WHAT YOU SHOULD DO: Without altering anything, repeat each of the records.

DATA LISTING:
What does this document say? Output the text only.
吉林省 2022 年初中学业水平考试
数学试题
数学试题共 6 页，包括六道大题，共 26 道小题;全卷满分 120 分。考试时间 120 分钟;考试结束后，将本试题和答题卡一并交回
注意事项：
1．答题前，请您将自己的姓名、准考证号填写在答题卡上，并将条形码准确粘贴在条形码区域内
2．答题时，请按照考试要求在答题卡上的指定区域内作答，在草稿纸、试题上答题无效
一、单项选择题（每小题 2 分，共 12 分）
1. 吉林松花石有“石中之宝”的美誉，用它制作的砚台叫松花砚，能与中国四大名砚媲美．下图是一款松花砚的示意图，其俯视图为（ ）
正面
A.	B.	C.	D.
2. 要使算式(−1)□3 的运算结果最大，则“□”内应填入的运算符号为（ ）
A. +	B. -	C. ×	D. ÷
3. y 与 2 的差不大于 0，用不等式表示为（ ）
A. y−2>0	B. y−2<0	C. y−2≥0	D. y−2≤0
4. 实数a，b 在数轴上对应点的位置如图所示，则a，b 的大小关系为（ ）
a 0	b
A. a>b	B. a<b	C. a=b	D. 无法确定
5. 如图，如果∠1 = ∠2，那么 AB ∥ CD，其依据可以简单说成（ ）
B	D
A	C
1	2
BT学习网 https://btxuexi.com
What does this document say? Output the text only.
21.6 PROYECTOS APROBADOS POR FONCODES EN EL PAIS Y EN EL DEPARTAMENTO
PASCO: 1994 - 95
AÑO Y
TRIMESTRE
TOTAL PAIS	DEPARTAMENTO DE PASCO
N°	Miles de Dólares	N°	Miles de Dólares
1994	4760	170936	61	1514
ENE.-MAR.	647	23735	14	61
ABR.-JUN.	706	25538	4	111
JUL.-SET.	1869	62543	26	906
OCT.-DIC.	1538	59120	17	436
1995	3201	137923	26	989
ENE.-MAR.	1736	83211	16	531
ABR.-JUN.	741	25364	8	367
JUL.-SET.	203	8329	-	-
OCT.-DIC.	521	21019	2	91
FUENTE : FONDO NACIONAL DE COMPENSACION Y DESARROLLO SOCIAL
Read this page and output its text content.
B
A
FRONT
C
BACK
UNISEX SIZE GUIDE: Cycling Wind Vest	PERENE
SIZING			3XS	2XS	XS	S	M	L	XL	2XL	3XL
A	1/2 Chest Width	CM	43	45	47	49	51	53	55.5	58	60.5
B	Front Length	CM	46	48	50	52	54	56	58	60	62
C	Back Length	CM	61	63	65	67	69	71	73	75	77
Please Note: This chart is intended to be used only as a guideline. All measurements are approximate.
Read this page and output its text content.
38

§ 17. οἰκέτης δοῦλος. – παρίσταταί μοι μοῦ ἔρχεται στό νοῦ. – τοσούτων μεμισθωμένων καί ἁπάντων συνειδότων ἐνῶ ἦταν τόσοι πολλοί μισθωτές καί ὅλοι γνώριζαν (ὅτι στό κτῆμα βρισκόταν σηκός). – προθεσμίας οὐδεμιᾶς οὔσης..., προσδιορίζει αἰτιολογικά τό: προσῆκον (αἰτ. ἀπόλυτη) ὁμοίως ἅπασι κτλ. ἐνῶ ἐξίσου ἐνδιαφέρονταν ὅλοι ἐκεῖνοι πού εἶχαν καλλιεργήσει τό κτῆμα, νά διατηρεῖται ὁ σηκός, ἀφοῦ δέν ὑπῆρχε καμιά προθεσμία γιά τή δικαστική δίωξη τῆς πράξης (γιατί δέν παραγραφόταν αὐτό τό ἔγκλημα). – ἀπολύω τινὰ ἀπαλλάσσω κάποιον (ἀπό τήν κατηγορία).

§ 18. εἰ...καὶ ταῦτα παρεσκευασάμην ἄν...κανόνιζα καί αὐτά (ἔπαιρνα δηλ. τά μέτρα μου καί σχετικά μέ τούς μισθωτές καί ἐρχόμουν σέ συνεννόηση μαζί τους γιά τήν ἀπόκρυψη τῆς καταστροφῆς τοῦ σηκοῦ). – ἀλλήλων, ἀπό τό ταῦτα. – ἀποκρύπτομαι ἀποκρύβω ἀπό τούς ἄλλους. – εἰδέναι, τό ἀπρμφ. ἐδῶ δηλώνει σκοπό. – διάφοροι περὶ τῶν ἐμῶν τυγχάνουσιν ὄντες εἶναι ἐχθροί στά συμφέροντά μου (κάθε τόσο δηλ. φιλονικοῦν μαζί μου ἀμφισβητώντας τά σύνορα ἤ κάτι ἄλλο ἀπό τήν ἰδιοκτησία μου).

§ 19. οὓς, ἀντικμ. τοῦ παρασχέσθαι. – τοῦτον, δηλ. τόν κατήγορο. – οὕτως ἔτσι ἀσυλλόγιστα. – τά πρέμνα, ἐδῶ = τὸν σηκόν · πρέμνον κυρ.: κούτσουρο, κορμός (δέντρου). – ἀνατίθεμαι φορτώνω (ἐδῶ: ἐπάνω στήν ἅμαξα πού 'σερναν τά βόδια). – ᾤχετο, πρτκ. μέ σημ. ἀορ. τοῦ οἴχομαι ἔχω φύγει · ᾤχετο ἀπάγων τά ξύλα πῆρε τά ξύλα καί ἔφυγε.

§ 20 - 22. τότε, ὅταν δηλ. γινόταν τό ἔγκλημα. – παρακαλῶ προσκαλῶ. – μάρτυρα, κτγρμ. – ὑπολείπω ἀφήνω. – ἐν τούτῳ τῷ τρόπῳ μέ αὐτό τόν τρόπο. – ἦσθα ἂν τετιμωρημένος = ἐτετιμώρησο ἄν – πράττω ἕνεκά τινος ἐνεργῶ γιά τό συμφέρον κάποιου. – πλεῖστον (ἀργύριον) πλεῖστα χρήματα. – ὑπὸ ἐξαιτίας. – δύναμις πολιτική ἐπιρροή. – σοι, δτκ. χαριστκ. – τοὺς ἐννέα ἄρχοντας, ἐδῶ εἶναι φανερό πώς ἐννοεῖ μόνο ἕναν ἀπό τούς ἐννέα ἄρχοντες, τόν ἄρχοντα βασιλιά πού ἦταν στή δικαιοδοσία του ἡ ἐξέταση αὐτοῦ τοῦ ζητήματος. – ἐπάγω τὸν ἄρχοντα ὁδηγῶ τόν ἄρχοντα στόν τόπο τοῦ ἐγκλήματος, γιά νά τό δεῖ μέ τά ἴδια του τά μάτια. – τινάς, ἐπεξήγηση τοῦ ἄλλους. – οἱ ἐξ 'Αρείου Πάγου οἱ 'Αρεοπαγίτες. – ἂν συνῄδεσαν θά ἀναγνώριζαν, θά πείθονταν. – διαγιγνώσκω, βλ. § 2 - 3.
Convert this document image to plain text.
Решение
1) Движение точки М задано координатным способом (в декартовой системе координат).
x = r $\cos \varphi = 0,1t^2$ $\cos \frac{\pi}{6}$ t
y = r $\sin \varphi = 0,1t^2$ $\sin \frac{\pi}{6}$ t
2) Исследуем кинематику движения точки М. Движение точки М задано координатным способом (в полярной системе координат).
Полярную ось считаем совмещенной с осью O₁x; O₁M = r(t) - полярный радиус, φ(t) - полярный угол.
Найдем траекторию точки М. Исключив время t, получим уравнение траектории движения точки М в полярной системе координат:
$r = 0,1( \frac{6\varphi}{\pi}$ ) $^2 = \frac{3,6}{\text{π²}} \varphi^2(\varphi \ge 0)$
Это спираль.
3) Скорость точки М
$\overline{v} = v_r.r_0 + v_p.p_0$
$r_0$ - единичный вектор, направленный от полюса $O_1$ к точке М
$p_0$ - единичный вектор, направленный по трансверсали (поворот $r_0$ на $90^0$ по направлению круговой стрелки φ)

RESULT FOR THIS EXERCISE:
What does this document say? Output the text only.
吉林省 2022 年初中学业水平考试
数学试题
数学试题共 6 页，包括六道大题，共 26 道小题;全卷满分 120 分。考试时间 120 分钟;考试结束后，将本试题和答题卡一并交回
注意事项：
1．答题前，请您将自己的姓名、准考证号填写在答题卡上，并将条形码准确粘贴在条形码区域内
2．答题时，请按照考试要求在答题卡上的指定区域内作答，在草稿纸、试题上答题无效
一、单项选择题（每小题 2 分，共 12 分）
1. 吉林松花石有“石中之宝”的美誉，用它制作的砚台叫松花砚，能与中国四大名砚媲美．下图是一款松花砚的示意图，其俯视图为（ ）
正面
A.	B.	C.	D.
2. 要使算式(−1)□3 的运算结果最大，则“□”内应填入的运算符号为（ ）
A. +	B. -	C. ×	D. ÷
3. y 与 2 的差不大于 0，用不等式表示为（ ）
A. y−2>0	B. y−2<0	C. y−2≥0	D. y−2≤0
4. 实数a，b 在数轴上对应点的位置如图所示，则a，b 的大小关系为（ ）
a 0	b
A. a>b	B. a<b	C. a=b	D. 无法确定
5. 如图，如果∠1 = ∠2，那么 AB ∥ CD，其依据可以简单说成（ ）
B	D
A	C
1	2
BT学习网 https://btxuexi.com
What does this document say? Output the text only.
21.6 PROYECTOS APROBADOS POR FONCODES EN EL PAIS Y EN EL DEPARTAMENTO
PASCO: 1994 - 95
AÑO Y
TRIMESTRE
TOTAL PAIS	DEPARTAMENTO DE PASCO
N°	Miles de Dólares	N°	Miles de Dólares
1994	4760	170936	61	1514
ENE.-MAR.	647	23735	14	61
ABR.-JUN.	706	25538	4	111
JUL.-SET.	1869	62543	26	906
OCT.-DIC.	1538	59120	17	436
1995	3201	137923	26	989
ENE.-MAR.	1736	83211	16	531
ABR.-JUN.	741	25364	8	367
JUL.-SET.	203	8329	-	-
OCT.-DIC.	521	21019	2	91
FUENTE : FONDO NACIONAL DE COMPENSACION Y DESARROLLO SOCIAL
Read this page and output its text content.
B
A
FRONT
C
BACK
UNISEX SIZE GUIDE: Cycling Wind Vest	PERENE
SIZING			3XS	2XS	XS	S	M	L	XL	2XL	3XL
A	1/2 Chest Width	CM	43	45	47	49	51	53	55.5	58	60.5
B	Front Length	CM	46	48	50	52	54	56	58	60	62
C	Back Length	CM	61	63	65	67	69	71	73	75	77
Please Note: This chart is intended to be used only as a guideline. All measurements are approximate.
Read this page and output its text content.
38

§ 17. οἰκέτης δοῦλος. – παρίσταταί μοι μοῦ ἔρχεται στό νοῦ. – τοσούτων μεμισθωμένων καί ἁπάντων συνειδότων ἐνῶ ἦταν τόσοι πολλοί μισθωτές καί ὅλοι γνώριζαν (ὅτι στό κτῆμα βρισκόταν σηκός). – προθεσμίας οὐδεμιᾶς οὔσης..., προσδιορίζει αἰτιολογικά τό: προσῆκον (αἰτ. ἀπόλυτη) ὁμοίως ἅπασι κτλ. ἐνῶ ἐξίσου ἐνδιαφέρονταν ὅλοι ἐκεῖνοι πού εἶχαν καλλιεργήσει τό κτῆμα, νά διατηρεῖται ὁ σηκός, ἀφοῦ δέν ὑπῆρχε καμιά προθεσμία γιά τή δικαστική δίωξη τῆς πράξης (γιατί δέν παραγραφόταν αὐτό τό ἔγκλημα). – ἀπολύω τινὰ ἀπαλλάσσω κάποιον (ἀπό τήν κατηγορία).

§ 18. εἰ...καὶ ταῦτα παρεσκευασάμην ἄν...κανόνιζα καί αὐτά (ἔπαιρνα δηλ. τά μέτρα μου καί σχετικά μέ τούς μισθωτές καί ἐρχόμουν σέ συνεννόηση μαζί τους γιά τήν ἀπόκρυψη τῆς καταστροφῆς τοῦ σηκοῦ). – ἀλλήλων, ἀπό τό ταῦτα. – ἀποκρύπτομαι ἀποκρύβω ἀπό τούς ἄλλους. – εἰδέναι, τό ἀπρμφ. ἐδῶ δηλώνει σκοπό. – διάφοροι περὶ τῶν ἐμῶν τυγχάνουσιν ὄντες εἶναι ἐχθροί στά συμφέροντά μου (κάθε τόσο δηλ. φιλονικοῦν μαζί μου ἀμφισβητώντας τά σύνορα ἤ κάτι ἄλλο ἀπό τήν ἰδιοκτησία μου).

§ 19. οὓς, ἀντικμ. τοῦ παρασχέσθαι. – τοῦτον, δηλ. τόν κατήγορο. – οὕτως ἔτσι ἀσυλλόγιστα. – τά πρέμνα, ἐδῶ = τὸν σηκόν · πρέμνον κυρ.: κούτσουρο, κορμός (δέντρου). – ἀνατίθεμαι φορτώνω (ἐδῶ: ἐπάνω στήν ἅμαξα πού 'σερναν τά βόδια). – ᾤχετο, πρτκ. μέ σημ. ἀορ. τοῦ οἴχομαι ἔχω φύγει · ᾤχετο ἀπάγων τά ξύλα πῆρε τά ξύλα καί ἔφυγε.

§ 20 - 22. τότε, ὅταν δηλ. γινόταν τό ἔγκλημα. – παρακαλῶ προσκαλῶ. – μάρτυρα, κτγρμ. – ὑπολείπω ἀφήνω. – ἐν τούτῳ τῷ τρόπῳ μέ αὐτό τόν τρόπο. – ἦσθα ἂν τετιμωρημένος = ἐτετιμώρησο ἄν – πράττω ἕνεκά τινος ἐνεργῶ γιά τό συμφέρον κάποιου. – πλεῖστον (ἀργύριον) πλεῖστα χρήματα. – ὑπὸ ἐξαιτίας. – δύναμις πολιτική ἐπιρροή. – σοι, δτκ. χαριστκ. – τοὺς ἐννέα ἄρχοντας, ἐδῶ εἶναι φανερό πώς ἐννοεῖ μόνο ἕναν ἀπό τούς ἐννέα ἄρχοντες, τόν ἄρχοντα βασιλιά πού ἦταν στή δικαιοδοσία του ἡ ἐξέταση αὐτοῦ τοῦ ζητήματος. – ἐπάγω τὸν ἄρχοντα ὁδηγῶ τόν ἄρχοντα στόν τόπο τοῦ ἐγκλήματος, γιά νά τό δεῖ μέ τά ἴδια του τά μάτια. – τινάς, ἐπεξήγηση τοῦ ἄλλους. – οἱ ἐξ 'Αρείου Πάγου οἱ 'Αρεοπαγίτες. – ἂν συνῄδεσαν θά ἀναγνώριζαν, θά πείθονταν. – διαγιγνώσκω, βλ. § 2 - 3.
Convert this document image to plain text.
Решение
1) Движение точки М задано координатным способом (в декартовой системе координат).
x = r $\cos \varphi = 0,1t^2$ $\cos \frac{\pi}{6}$ t
y = r $\sin \varphi = 0,1t^2$ $\sin \frac{\pi}{6}$ t
2) Исследуем кинематику движения точки М. Движение точки М задано координатным способом (в полярной системе координат).
Полярную ось считаем совмещенной с осью O₁x; O₁M = r(t) - полярный радиус, φ(t) - полярный угол.
Найдем траекторию точки М. Исключив время t, получим уравнение траектории движения точки М в полярной системе координат:
$r = 0,1( \frac{6\varphi}{\pi}$ ) $^2 = \frac{3,6}{\text{π²}} \varphi^2(\varphi \ge 0)$
Это спираль.
3) Скорость точки М
$\overline{v} = v_r.r_0 + v_p.p_0$
$r_0$ - единичный вектор, направленный от полюса $O_1$ к точке М
$p_0$ - единичный вектор, направленный по трансверсали (поворот $r_0$ на $90^0$ по направлению круговой стрелки φ)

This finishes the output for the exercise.